• [REQUIREMENTS] Restate the entire listing word for word.

::::::

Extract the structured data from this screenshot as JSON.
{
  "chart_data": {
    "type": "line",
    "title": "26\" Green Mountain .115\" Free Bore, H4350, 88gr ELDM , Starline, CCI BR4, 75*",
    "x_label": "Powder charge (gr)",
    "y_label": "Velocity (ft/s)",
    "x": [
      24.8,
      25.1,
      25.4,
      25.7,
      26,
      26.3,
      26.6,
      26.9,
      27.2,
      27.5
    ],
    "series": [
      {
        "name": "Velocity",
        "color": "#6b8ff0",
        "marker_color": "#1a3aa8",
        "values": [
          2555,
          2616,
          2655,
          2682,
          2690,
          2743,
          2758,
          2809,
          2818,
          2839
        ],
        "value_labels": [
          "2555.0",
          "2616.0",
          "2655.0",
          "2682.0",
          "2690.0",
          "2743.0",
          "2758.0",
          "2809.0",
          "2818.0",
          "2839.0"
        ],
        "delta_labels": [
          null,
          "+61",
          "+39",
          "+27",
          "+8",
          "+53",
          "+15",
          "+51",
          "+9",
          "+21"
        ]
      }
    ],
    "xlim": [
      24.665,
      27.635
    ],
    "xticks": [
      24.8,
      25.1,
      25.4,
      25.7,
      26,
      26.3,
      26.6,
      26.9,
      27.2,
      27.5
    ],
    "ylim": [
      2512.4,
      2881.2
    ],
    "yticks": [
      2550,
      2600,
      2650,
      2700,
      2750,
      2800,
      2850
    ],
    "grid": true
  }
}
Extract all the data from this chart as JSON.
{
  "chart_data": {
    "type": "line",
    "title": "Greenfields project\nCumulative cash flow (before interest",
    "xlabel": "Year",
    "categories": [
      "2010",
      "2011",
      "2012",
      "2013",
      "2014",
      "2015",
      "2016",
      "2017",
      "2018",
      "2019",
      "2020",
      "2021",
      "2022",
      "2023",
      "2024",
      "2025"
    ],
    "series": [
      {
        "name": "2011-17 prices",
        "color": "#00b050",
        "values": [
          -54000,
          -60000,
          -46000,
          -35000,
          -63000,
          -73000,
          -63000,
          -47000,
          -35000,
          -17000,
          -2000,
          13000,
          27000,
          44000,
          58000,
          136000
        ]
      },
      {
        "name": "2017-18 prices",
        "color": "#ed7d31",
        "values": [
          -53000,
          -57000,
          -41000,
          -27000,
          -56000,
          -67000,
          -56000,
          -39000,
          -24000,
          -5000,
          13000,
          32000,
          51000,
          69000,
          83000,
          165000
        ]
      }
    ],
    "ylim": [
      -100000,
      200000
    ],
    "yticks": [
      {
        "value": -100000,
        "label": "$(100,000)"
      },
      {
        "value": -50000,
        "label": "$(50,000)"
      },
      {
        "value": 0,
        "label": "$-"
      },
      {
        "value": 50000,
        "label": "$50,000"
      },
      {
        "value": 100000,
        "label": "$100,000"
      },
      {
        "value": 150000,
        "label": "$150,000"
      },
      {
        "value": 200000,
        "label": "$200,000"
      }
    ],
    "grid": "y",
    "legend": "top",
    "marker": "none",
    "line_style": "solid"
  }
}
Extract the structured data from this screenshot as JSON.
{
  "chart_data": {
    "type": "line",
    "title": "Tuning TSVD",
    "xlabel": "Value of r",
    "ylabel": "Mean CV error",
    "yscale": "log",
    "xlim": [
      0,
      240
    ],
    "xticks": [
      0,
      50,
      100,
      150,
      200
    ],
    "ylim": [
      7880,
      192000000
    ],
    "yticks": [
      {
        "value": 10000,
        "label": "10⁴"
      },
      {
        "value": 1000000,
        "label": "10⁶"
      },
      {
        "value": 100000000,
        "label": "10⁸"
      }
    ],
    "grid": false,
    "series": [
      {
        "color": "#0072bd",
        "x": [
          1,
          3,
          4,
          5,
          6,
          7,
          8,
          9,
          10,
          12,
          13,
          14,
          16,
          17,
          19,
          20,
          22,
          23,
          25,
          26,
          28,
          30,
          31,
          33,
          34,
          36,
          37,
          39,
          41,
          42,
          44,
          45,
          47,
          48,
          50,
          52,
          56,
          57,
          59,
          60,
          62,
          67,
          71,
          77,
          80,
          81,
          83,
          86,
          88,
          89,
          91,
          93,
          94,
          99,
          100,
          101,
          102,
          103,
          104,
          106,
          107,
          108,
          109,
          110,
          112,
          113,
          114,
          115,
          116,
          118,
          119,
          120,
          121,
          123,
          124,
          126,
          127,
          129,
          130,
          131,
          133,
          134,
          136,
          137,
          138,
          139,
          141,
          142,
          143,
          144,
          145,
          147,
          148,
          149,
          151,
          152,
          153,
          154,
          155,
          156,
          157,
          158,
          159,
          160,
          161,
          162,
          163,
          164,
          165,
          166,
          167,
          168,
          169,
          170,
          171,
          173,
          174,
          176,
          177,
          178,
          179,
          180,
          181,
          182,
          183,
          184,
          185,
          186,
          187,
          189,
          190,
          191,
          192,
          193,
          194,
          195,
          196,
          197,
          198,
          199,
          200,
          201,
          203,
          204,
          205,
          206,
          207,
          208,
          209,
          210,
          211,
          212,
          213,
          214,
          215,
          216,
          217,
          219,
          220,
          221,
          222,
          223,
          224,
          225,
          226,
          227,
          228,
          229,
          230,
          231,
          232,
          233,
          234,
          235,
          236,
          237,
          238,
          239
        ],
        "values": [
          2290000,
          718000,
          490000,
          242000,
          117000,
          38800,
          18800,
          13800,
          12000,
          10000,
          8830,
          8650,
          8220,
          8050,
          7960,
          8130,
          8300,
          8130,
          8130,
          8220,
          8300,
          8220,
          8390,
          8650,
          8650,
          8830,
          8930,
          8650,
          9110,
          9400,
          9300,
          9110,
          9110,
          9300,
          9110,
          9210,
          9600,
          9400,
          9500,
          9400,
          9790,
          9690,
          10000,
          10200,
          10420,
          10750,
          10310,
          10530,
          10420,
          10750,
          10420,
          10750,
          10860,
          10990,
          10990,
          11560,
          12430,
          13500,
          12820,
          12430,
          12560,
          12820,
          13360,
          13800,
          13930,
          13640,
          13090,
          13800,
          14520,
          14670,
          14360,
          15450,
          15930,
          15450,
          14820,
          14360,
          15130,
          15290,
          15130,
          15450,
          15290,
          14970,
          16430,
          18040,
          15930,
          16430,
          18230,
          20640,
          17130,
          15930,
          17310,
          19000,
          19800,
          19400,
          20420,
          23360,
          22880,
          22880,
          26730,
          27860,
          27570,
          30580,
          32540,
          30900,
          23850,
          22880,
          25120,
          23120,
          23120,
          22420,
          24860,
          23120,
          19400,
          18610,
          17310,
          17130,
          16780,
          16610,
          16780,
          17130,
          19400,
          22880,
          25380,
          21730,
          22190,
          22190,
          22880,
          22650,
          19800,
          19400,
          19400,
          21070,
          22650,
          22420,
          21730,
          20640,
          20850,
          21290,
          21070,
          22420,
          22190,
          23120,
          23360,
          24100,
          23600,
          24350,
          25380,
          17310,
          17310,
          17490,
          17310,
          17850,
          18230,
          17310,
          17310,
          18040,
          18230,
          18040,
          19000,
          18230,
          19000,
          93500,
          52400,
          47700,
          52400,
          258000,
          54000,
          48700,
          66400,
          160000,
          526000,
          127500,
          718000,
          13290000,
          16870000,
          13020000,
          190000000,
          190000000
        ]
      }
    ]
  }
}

::::::

• [REPLY]
Extract the structured data from this screenshot as JSON.
{
  "chart_data": {
    "type": "line",
    "title": "26\" Green Mountain .115\" Free Bore, H4350, 88gr ELDM , Starline, CCI BR4, 75*",
    "x_label": "Powder charge (gr)",
    "y_label": "Velocity (ft/s)",
    "x": [
      24.8,
      25.1,
      25.4,
      25.7,
      26,
      26.3,
      26.6,
      26.9,
      27.2,
      27.5
    ],
    "series": [
      {
        "name": "Velocity",
        "color": "#6b8ff0",
        "marker_color": "#1a3aa8",
        "values": [
          2555,
          2616,
          2655,
          2682,
          2690,
          2743,
          2758,
          2809,
          2818,
          2839
        ],
        "value_labels": [
          "2555.0",
          "2616.0",
          "2655.0",
          "2682.0",
          "2690.0",
          "2743.0",
          "2758.0",
          "2809.0",
          "2818.0",
          "2839.0"
        ],
        "delta_labels": [
          null,
          "+61",
          "+39",
          "+27",
          "+8",
          "+53",
          "+15",
          "+51",
          "+9",
          "+21"
        ]
      }
    ],
    "xlim": [
      24.665,
      27.635
    ],
    "xticks": [
      24.8,
      25.1,
      25.4,
      25.7,
      26,
      26.3,
      26.6,
      26.9,
      27.2,
      27.5
    ],
    "ylim": [
      2512.4,
      2881.2
    ],
    "yticks": [
      2550,
      2600,
      2650,
      2700,
      2750,
      2800,
      2850
    ],
    "grid": true
  }
}
Extract all the data from this chart as JSON.
{
  "chart_data": {
    "type": "line",
    "title": "Greenfields project\nCumulative cash flow (before interest",
    "xlabel": "Year",
    "categories": [
      "2010",
      "2011",
      "2012",
      "2013",
      "2014",
      "2015",
      "2016",
      "2017",
      "2018",
      "2019",
      "2020",
      "2021",
      "2022",
      "2023",
      "2024",
      "2025"
    ],
    "series": [
      {
        "name": "2011-17 prices",
        "color": "#00b050",
        "values": [
          -54000,
          -60000,
          -46000,
          -35000,
          -63000,
          -73000,
          -63000,
          -47000,
          -35000,
          -17000,
          -2000,
          13000,
          27000,
          44000,
          58000,
          136000
        ]
      },
      {
        "name": "2017-18 prices",
        "color": "#ed7d31",
        "values": [
          -53000,
          -57000,
          -41000,
          -27000,
          -56000,
          -67000,
          -56000,
          -39000,
          -24000,
          -5000,
          13000,
          32000,
          51000,
          69000,
          83000,
          165000
        ]
      }
    ],
    "ylim": [
      -100000,
      200000
    ],
    "yticks": [
      {
        "value": -100000,
        "label": "$(100,000)"
      },
      {
        "value": -50000,
        "label": "$(50,000)"
      },
      {
        "value": 0,
        "label": "$-"
      },
      {
        "value": 50000,
        "label": "$50,000"
      },
      {
        "value": 100000,
        "label": "$100,000"
      },
      {
        "value": 150000,
        "label": "$150,000"
      },
      {
        "value": 200000,
        "label": "$200,000"
      }
    ],
    "grid": "y",
    "legend": "top",
    "marker": "none",
    "line_style": "solid"
  }
}
Extract the structured data from this screenshot as JSON.
{
  "chart_data": {
    "type": "line",
    "title": "Tuning TSVD",
    "xlabel": "Value of r",
    "ylabel": "Mean CV error",
    "yscale": "log",
    "xlim": [
      0,
      240
    ],
    "xticks": [
      0,
      50,
      100,
      150,
      200
    ],
    "ylim": [
      7880,
      192000000
    ],
    "yticks": [
      {
        "value": 10000,
        "label": "10⁴"
      },
      {
        "value": 1000000,
        "label": "10⁶"
      },
      {
        "value": 100000000,
        "label": "10⁸"
      }
    ],
    "grid": false,
    "series": [
      {
        "color": "#0072bd",
        "x": [
          1,
          3,
          4,
          5,
          6,
          7,
          8,
          9,
          10,
          12,
          13,
          14,
          16,
          17,
          19,
          20,
          22,
          23,
          25,
          26,
          28,
          30,
          31,
          33,
          34,
          36,
          37,
          39,
          41,
          42,
          44,
          45,
          47,
          48,
          50,
          52,
          56,
          57,
          59,
          60,
          62,
          67,
          71,
          77,
          80,
          81,
          83,
          86,
          88,
          89,
          91,
          93,
          94,
          99,
          100,
          101,
          102,
          103,
          104,
          106,
          107,
          108,
          109,
          110,
          112,
          113,
          114,
          115,
          116,
          118,
          119,
          120,
          121,
          123,
          124,
          126,
          127,
          129,
          130,
          131,
          133,
          134,
          136,
          137,
          138,
          139,
          141,
          142,
          143,
          144,
          145,
          147,
          148,
          149,
          151,
          152,
          153,
          154,
          155,
          156,
          157,
          158,
          159,
          160,
          161,
          162,
          163,
          164,
          165,
          166,
          167,
          168,
          169,
          170,
          171,
          173,
          174,
          176,
          177,
          178,
          179,
          180,
          181,
          182,
          183,
          184,
          185,
          186,
          187,
          189,
          190,
          191,
          192,
          193,
          194,
          195,
          196,
          197,
          198,
          199,
          200,
          201,
          203,
          204,
          205,
          206,
          207,
          208,
          209,
          210,
          211,
          212,
          213,
          214,
          215,
          216,
          217,
          219,
          220,
          221,
          222,
          223,
          224,
          225,
          226,
          227,
          228,
          229,
          230,
          231,
          232,
          233,
          234,
          235,
          236,
          237,
          238,
          239
        ],
        "values": [
          2290000,
          718000,
          490000,
          242000,
          117000,
          38800,
          18800,
          13800,
          12000,
          10000,
          8830,
          8650,
          8220,
          8050,
          7960,
          8130,
          8300,
          8130,
          8130,
          8220,
          8300,
          8220,
          8390,
          8650,
          8650,
          8830,
          8930,
          8650,
          9110,
          9400,
          9300,
          9110,
          9110,
          9300,
          9110,
          9210,
          9600,
          9400,
          9500,
          9400,
          9790,
          9690,
          10000,
          10200,
          10420,
          10750,
          10310,
          10530,
          10420,
          10750,
          10420,
          10750,
          10860,
          10990,
          10990,
          11560,
          12430,
          13500,
          12820,
          12430,
          12560,
          12820,
          13360,
          13800,
          13930,
          13640,
          13090,
          13800,
          14520,
          14670,
          14360,
          15450,
          15930,
          15450,
          14820,
          14360,
          15130,
          15290,
          15130,
          15450,
          15290,
          14970,
          16430,
          18040,
          15930,
          16430,
          18230,
          20640,
          17130,
          15930,
          17310,
          19000,
          19800,
          19400,
          20420,
          23360,
          22880,
          22880,
          26730,
          27860,
          27570,
          30580,
          32540,
          30900,
          23850,
          22880,
          25120,
          23120,
          23120,
          22420,
          24860,
          23120,
          19400,
          18610,
          17310,
          17130,
          16780,
          16610,
          16780,
          17130,
          19400,
          22880,
          25380,
          21730,
          22190,
          22190,
          22880,
          22650,
          19800,
          19400,
          19400,
          21070,
          22650,
          22420,
          21730,
          20640,
          20850,
          21290,
          21070,
          22420,
          22190,
          23120,
          23360,
          24100,
          23600,
          24350,
          25380,
          17310,
          17310,
          17490,
          17310,
          17850,
          18230,
          17310,
          17310,
          18040,
          18230,
          18040,
          19000,
          18230,
          19000,
          93500,
          52400,
          47700,
          52400,
          258000,
          54000,
          48700,
          66400,
          160000,
          526000,
          127500,
          718000,
          13290000,
          16870000,
          13020000,
          190000000,
          190000000
        ]
      }
    ]
  }
}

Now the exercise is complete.